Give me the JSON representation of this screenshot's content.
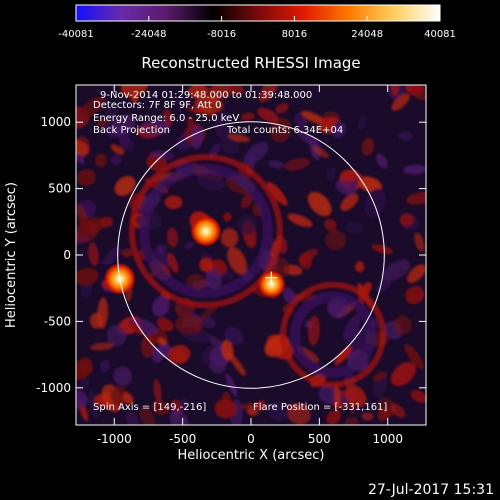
{
  "chart_data": {
    "type": "heatmap",
    "title": "Reconstructed RHESSI Image",
    "xlabel": "Heliocentric X (arcsec)",
    "ylabel": "Heliocentric Y (arcsec)",
    "xlim": [
      -1280,
      1280
    ],
    "ylim": [
      -1280,
      1280
    ],
    "x_ticks": [
      -1000,
      -500,
      0,
      500,
      1000
    ],
    "y_ticks": [
      1000,
      500,
      0,
      -500,
      -1000
    ],
    "colorbar": {
      "min": -40081,
      "max": 40081,
      "tick_values": [
        -40081,
        -24048,
        -8016,
        8016,
        24048,
        40081
      ],
      "tick_labels": [
        "-40081",
        "-24048",
        "-8016",
        "8016",
        "24048",
        "40081"
      ],
      "colors": [
        "#1010ff",
        "#6a2aa8",
        "#5a1a6a",
        "#000000",
        "#7a0a0a",
        "#e01a00",
        "#ff7a00",
        "#ffd060",
        "#ffffff"
      ]
    },
    "solar_limb_radius_arcsec": 975,
    "sources": [
      {
        "x": -960,
        "y": -180,
        "intensity": 40081
      },
      {
        "x": -330,
        "y": 180,
        "intensity": 38000
      },
      {
        "x": 150,
        "y": -220,
        "intensity": 30000
      }
    ],
    "annotations": {
      "time_range": "9-Nov-2014 01:29:48.000 to 01:39:48.000",
      "detectors": "Detectors: 7F 8F 9F, Att 0",
      "energy_range": "Energy Range: 6.0 - 25.0 keV",
      "method": "Back Projection",
      "total_counts": "Total counts: 6.34E+04",
      "spin_axis": "Spin Axis = [149,-216]",
      "flare_position": "Flare Position = [-331,161]"
    },
    "marker": {
      "x": 149,
      "y": -216,
      "symbol": "+"
    }
  },
  "footer": {
    "timestamp": "27-Jul-2017 15:31"
  },
  "colors": {
    "background": "#000000",
    "foreground": "#ffffff"
  }
}
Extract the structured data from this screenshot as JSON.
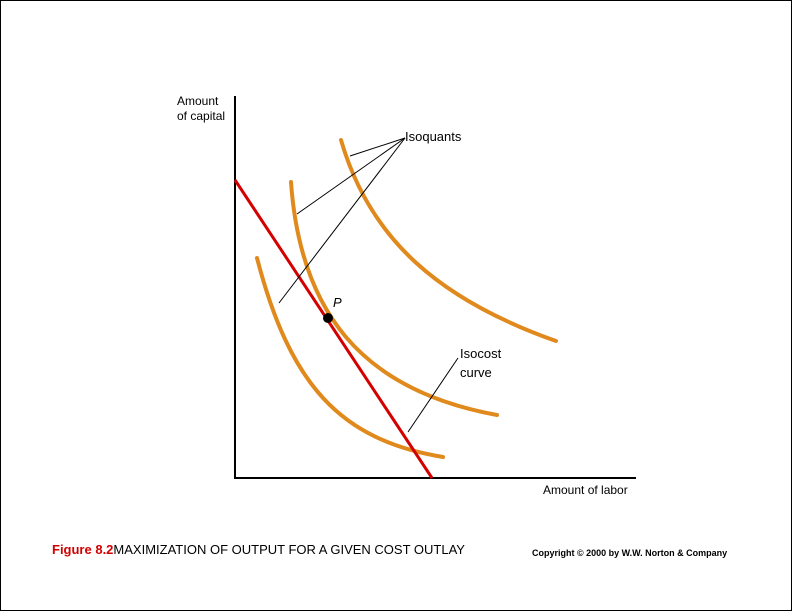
{
  "axes": {
    "y_label": [
      "Amount",
      "of capital"
    ],
    "x_label": "Amount of labor"
  },
  "labels": {
    "isoquants": "Isoquants",
    "point": "P",
    "isocost": [
      "Isocost",
      "curve"
    ]
  },
  "caption": {
    "figure": "Figure 8.2",
    "title": "MAXIMIZATION OF OUTPUT FOR A GIVEN COST OUTLAY",
    "copyright": "Copyright © 2000 by W.W. Norton & Company"
  }
}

■ **Required task**:
Emit an exact copy of the lines from the line bearing "Extract the structured" through the last line above, inclusive, and leave the images out.

■ **Answer to the problem**:
Extract the structured data from this screenshot as JSON.
{
  "axes": {
    "y_label": [
      "Amount",
      "of capital"
    ],
    "x_label": "Amount of labor"
  },
  "labels": {
    "isoquants": "Isoquants",
    "point": "P",
    "isocost": [
      "Isocost",
      "curve"
    ]
  },
  "caption": {
    "figure": "Figure 8.2",
    "title": "MAXIMIZATION OF OUTPUT FOR A GIVEN COST OUTLAY",
    "copyright": "Copyright © 2000 by W.W. Norton & Company"
  }
}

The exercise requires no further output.